**The problem:** How many lines in the records below contain the string "date", with case counting? Reply with the number alone.

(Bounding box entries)
━━━━━━━━━━━━━━━━━━━━

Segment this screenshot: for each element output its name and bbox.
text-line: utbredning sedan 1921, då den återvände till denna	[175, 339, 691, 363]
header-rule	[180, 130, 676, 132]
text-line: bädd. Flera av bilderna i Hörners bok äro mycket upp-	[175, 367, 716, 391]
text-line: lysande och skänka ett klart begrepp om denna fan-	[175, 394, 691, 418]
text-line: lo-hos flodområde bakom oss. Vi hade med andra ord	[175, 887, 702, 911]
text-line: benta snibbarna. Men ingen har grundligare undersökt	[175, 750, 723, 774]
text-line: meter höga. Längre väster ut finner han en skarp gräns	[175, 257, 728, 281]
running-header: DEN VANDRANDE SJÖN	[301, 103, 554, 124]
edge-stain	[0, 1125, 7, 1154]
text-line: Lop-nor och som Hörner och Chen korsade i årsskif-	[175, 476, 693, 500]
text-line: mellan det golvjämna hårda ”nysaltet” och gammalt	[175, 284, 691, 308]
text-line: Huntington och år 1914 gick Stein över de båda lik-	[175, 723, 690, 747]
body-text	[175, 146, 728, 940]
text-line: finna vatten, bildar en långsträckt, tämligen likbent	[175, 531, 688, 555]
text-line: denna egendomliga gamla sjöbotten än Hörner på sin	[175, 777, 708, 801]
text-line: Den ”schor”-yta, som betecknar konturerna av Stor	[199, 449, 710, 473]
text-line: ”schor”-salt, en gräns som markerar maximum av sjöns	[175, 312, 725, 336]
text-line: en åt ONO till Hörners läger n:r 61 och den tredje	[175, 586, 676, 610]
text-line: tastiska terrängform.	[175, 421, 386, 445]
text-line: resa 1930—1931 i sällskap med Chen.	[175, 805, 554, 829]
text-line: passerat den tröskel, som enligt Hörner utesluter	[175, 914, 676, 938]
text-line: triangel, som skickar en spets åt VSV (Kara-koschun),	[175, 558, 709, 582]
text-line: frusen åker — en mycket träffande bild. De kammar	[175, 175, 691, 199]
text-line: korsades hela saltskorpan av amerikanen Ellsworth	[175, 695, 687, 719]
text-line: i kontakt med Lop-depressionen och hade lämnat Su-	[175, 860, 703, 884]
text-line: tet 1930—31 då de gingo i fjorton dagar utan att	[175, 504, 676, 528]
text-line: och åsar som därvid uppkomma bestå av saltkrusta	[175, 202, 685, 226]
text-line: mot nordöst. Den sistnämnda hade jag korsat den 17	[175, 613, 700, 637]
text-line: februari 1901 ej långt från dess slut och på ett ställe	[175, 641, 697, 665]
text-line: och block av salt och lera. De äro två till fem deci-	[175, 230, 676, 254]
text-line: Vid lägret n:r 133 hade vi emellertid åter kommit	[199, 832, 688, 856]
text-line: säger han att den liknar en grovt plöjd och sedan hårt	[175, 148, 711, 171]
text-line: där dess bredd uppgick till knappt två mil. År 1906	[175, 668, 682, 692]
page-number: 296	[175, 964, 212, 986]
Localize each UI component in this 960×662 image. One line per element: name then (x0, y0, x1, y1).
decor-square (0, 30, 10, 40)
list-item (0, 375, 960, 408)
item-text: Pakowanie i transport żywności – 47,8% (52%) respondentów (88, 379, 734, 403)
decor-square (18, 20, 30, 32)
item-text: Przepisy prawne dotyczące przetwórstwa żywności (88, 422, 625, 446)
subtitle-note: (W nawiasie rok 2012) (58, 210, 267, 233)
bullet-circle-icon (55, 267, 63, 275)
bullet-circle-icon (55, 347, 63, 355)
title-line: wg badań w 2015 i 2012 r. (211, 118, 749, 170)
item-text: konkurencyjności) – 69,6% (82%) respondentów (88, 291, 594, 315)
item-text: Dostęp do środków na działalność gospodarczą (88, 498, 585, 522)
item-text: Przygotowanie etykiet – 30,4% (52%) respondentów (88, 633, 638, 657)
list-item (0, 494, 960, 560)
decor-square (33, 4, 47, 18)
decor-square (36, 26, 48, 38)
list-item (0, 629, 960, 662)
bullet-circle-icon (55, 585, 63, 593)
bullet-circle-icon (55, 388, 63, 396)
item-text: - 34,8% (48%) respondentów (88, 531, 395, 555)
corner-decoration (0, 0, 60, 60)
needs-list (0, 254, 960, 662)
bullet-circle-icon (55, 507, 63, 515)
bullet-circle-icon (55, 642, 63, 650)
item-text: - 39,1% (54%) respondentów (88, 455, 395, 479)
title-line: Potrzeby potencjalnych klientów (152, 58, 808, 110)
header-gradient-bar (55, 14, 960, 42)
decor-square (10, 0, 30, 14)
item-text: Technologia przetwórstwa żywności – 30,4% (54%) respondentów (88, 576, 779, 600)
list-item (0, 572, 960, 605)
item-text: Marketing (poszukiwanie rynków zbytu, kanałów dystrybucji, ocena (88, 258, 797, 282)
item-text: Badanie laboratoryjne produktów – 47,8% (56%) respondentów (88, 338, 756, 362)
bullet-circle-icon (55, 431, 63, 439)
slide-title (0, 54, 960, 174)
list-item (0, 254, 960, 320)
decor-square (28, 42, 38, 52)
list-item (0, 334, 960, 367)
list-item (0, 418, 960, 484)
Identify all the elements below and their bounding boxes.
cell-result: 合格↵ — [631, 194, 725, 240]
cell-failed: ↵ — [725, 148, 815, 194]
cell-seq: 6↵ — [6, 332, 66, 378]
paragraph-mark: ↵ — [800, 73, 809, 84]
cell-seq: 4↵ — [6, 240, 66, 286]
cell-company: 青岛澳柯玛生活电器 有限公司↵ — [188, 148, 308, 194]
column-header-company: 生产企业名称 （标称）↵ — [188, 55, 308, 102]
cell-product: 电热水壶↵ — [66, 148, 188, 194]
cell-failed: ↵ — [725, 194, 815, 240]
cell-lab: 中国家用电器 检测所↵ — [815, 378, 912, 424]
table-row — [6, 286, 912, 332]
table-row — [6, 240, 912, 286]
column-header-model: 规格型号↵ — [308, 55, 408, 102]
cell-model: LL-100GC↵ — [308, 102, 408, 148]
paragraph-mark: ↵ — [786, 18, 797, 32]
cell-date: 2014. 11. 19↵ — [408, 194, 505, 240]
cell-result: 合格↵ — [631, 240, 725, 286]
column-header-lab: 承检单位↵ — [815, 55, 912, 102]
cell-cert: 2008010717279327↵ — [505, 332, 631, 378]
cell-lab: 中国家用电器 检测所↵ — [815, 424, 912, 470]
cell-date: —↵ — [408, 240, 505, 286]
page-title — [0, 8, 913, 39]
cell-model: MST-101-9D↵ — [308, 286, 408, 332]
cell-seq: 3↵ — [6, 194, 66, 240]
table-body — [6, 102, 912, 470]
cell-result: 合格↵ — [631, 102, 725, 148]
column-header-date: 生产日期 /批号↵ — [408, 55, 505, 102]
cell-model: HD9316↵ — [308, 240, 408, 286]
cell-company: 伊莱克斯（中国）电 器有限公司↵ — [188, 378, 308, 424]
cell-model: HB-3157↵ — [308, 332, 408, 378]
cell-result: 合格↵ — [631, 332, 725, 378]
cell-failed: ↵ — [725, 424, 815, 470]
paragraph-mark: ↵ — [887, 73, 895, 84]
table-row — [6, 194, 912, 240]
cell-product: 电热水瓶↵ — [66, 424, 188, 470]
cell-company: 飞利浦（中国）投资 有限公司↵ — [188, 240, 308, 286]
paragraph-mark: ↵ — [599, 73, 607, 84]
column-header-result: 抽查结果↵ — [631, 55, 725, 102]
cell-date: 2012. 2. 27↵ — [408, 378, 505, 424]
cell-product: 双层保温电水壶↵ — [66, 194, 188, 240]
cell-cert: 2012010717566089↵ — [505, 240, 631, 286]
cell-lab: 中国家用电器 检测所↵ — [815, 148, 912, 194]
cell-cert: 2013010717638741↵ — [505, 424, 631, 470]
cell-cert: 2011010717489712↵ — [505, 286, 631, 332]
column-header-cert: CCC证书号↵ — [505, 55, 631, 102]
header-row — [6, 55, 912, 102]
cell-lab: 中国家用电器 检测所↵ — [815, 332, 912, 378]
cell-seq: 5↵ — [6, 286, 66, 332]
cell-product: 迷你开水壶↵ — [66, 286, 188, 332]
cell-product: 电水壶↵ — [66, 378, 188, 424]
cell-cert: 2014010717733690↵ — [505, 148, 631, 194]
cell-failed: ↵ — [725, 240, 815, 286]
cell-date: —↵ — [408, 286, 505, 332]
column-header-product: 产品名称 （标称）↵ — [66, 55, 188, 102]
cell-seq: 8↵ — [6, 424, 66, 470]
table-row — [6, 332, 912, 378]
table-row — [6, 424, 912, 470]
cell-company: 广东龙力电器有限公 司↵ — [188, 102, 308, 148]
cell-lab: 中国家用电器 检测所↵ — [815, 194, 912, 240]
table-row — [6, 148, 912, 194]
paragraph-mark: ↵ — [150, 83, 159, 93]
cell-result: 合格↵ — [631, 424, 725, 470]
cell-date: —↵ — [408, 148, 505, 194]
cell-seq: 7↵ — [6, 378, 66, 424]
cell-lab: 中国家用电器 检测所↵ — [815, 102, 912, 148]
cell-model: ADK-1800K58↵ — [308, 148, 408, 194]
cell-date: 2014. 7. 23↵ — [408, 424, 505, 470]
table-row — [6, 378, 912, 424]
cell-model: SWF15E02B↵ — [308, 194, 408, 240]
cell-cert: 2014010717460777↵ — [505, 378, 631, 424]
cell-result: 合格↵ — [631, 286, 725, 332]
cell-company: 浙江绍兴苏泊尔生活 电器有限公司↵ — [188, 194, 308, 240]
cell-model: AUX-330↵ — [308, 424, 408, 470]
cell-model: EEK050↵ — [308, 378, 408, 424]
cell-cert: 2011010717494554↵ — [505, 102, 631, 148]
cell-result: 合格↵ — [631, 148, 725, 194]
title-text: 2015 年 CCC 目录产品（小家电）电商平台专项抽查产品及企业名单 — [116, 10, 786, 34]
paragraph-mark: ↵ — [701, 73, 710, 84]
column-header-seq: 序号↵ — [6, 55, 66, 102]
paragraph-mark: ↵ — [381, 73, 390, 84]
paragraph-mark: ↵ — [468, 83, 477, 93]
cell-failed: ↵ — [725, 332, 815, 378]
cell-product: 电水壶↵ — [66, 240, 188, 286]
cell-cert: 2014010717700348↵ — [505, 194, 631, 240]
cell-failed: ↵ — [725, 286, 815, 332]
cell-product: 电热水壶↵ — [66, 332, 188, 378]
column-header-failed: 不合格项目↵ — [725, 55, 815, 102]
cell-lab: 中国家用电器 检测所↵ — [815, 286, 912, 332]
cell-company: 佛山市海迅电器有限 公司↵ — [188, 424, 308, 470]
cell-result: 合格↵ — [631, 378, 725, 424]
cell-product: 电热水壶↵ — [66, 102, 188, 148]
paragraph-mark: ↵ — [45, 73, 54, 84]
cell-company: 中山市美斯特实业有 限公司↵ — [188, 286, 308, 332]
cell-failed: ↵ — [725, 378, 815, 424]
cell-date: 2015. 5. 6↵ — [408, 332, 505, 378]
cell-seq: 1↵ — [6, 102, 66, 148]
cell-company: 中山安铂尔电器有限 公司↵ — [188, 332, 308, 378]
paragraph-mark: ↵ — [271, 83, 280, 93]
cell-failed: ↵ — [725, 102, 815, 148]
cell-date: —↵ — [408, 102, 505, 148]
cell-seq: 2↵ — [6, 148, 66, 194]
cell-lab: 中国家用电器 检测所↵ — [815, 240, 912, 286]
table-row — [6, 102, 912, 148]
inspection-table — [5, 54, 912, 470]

━━━━━━━━━━━━━━━━━━━━

**Final answer:** 9